** START Data for processing **

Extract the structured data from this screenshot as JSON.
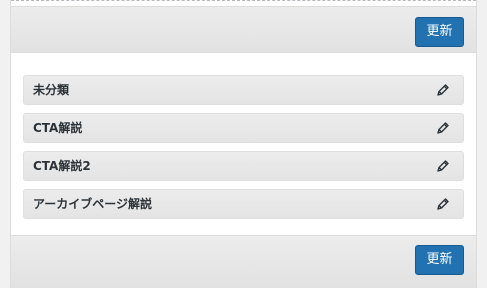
{
  "buttons": {
    "update_top": "更新",
    "update_bottom": "更新"
  },
  "items": [
    {
      "label": "未分類",
      "icon": "pencil-icon"
    },
    {
      "label": "CTA解説",
      "icon": "pencil-icon"
    },
    {
      "label": "CTA解説2",
      "icon": "pencil-icon"
    },
    {
      "label": "アーカイブページ解説",
      "icon": "pencil-icon"
    }
  ],
  "colors": {
    "button_bg": "#2271b1",
    "item_bg": "#e8e8e8",
    "bar_bg": "#e5e5e5"
  }
}
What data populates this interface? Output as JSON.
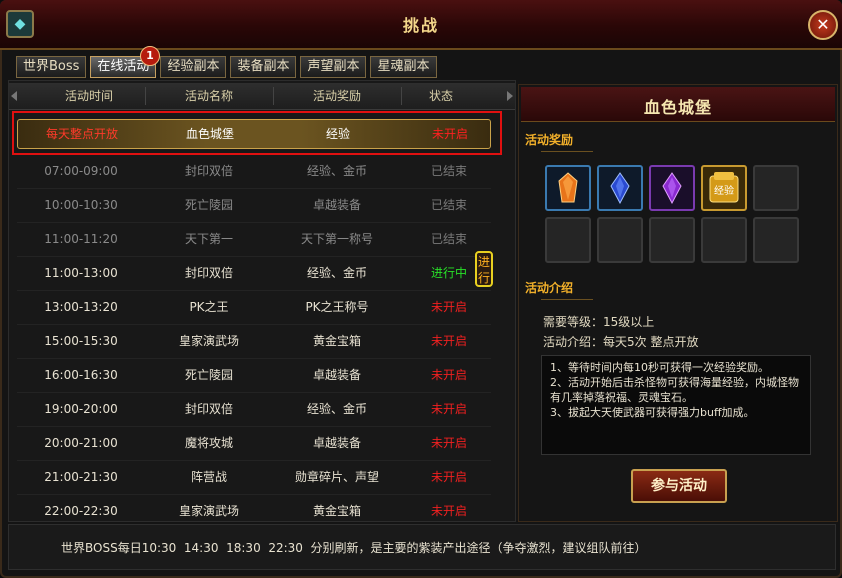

** END Data for processing **

| What the task requires |
Give all the lines above again, character for character, without pictures.

| Task solution |
Extract the structured data from this screenshot as JSON.
{
  "buttons": {
    "update_top": "更新",
    "update_bottom": "更新"
  },
  "items": [
    {
      "label": "未分類",
      "icon": "pencil-icon"
    },
    {
      "label": "CTA解説",
      "icon": "pencil-icon"
    },
    {
      "label": "CTA解説2",
      "icon": "pencil-icon"
    },
    {
      "label": "アーカイブページ解説",
      "icon": "pencil-icon"
    }
  ],
  "colors": {
    "button_bg": "#2271b1",
    "item_bg": "#e8e8e8",
    "bar_bg": "#e5e5e5"
  }
}
What data populates this interface? Output as JSON.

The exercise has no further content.